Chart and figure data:
"""
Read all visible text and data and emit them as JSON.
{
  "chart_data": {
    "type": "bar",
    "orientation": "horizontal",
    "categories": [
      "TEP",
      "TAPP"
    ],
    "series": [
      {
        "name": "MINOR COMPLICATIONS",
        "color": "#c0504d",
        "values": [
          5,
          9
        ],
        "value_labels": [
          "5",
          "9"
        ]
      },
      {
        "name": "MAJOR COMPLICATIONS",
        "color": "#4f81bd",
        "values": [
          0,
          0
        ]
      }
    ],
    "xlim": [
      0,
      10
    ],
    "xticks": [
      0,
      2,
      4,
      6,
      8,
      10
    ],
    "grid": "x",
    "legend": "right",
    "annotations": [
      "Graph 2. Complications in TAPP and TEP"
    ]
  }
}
"""
* Directions *
Emit the full listing verbatim.

* Task solution *
Read all visible text and data and emit them as JSON.
{
  "chart_data": {
    "type": "bar",
    "orientation": "horizontal",
    "categories": [
      "TEP",
      "TAPP"
    ],
    "series": [
      {
        "name": "MINOR COMPLICATIONS",
        "color": "#c0504d",
        "values": [
          5,
          9
        ],
        "value_labels": [
          "5",
          "9"
        ]
      },
      {
        "name": "MAJOR COMPLICATIONS",
        "color": "#4f81bd",
        "values": [
          0,
          0
        ]
      }
    ],
    "xlim": [
      0,
      10
    ],
    "xticks": [
      0,
      2,
      4,
      6,
      8,
      10
    ],
    "grid": "x",
    "legend": "right",
    "annotations": [
      "Graph 2. Complications in TAPP and TEP"
    ]
  }
}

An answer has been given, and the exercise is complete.